§ **Work to be completed**: Leave out the pictures and reproduce all of the data exactly.

§ **Records shown**:

++++++

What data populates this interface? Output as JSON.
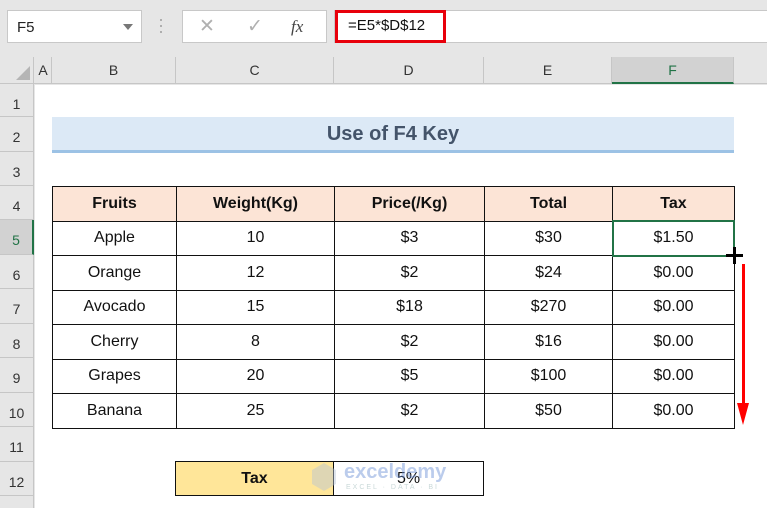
{
  "formula_bar": {
    "name_box": "F5",
    "cancel_icon": "✕",
    "enter_icon": "✓",
    "fx_label": "fx",
    "formula": "=E5*$D$12"
  },
  "columns": [
    "A",
    "B",
    "C",
    "D",
    "E",
    "F"
  ],
  "selected_column": "F",
  "rows": [
    "1",
    "2",
    "3",
    "4",
    "5",
    "6",
    "7",
    "8",
    "9",
    "10",
    "11",
    "12"
  ],
  "selected_row": "5",
  "sheet": {
    "title": "Use of F4 Key",
    "table": {
      "headers": [
        "Fruits",
        "Weight(Kg)",
        "Price(/Kg)",
        "Total",
        "Tax"
      ],
      "rows": [
        [
          "Apple",
          "10",
          "$3",
          "$30",
          "$1.50"
        ],
        [
          "Orange",
          "12",
          "$2",
          "$24",
          "$0.00"
        ],
        [
          "Avocado",
          "15",
          "$18",
          "$270",
          "$0.00"
        ],
        [
          "Cherry",
          "8",
          "$2",
          "$16",
          "$0.00"
        ],
        [
          "Grapes",
          "20",
          "$5",
          "$100",
          "$0.00"
        ],
        [
          "Banana",
          "25",
          "$2",
          "$50",
          "$0.00"
        ]
      ]
    },
    "tax_rate": {
      "label": "Tax",
      "value": "5%"
    },
    "watermark": {
      "name": "exceldemy",
      "tagline": "EXCEL · DATA · BI"
    }
  },
  "colors": {
    "selection": "#217346",
    "highlight": "#e8000b",
    "header_fill": "#fce4d6",
    "title_fill": "#dce9f6",
    "tax_label_fill": "#ffe699"
  }
}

++++++

§ **Exercise result**:
What data populates this interface? Output as JSON.
{
  "formula_bar": {
    "name_box": "F5",
    "cancel_icon": "✕",
    "enter_icon": "✓",
    "fx_label": "fx",
    "formula": "=E5*$D$12"
  },
  "columns": [
    "A",
    "B",
    "C",
    "D",
    "E",
    "F"
  ],
  "selected_column": "F",
  "rows": [
    "1",
    "2",
    "3",
    "4",
    "5",
    "6",
    "7",
    "8",
    "9",
    "10",
    "11",
    "12"
  ],
  "selected_row": "5",
  "sheet": {
    "title": "Use of F4 Key",
    "table": {
      "headers": [
        "Fruits",
        "Weight(Kg)",
        "Price(/Kg)",
        "Total",
        "Tax"
      ],
      "rows": [
        [
          "Apple",
          "10",
          "$3",
          "$30",
          "$1.50"
        ],
        [
          "Orange",
          "12",
          "$2",
          "$24",
          "$0.00"
        ],
        [
          "Avocado",
          "15",
          "$18",
          "$270",
          "$0.00"
        ],
        [
          "Cherry",
          "8",
          "$2",
          "$16",
          "$0.00"
        ],
        [
          "Grapes",
          "20",
          "$5",
          "$100",
          "$0.00"
        ],
        [
          "Banana",
          "25",
          "$2",
          "$50",
          "$0.00"
        ]
      ]
    },
    "tax_rate": {
      "label": "Tax",
      "value": "5%"
    },
    "watermark": {
      "name": "exceldemy",
      "tagline": "EXCEL · DATA · BI"
    }
  },
  "colors": {
    "selection": "#217346",
    "highlight": "#e8000b",
    "header_fill": "#fce4d6",
    "title_fill": "#dce9f6",
    "tax_label_fill": "#ffe699"
  }
}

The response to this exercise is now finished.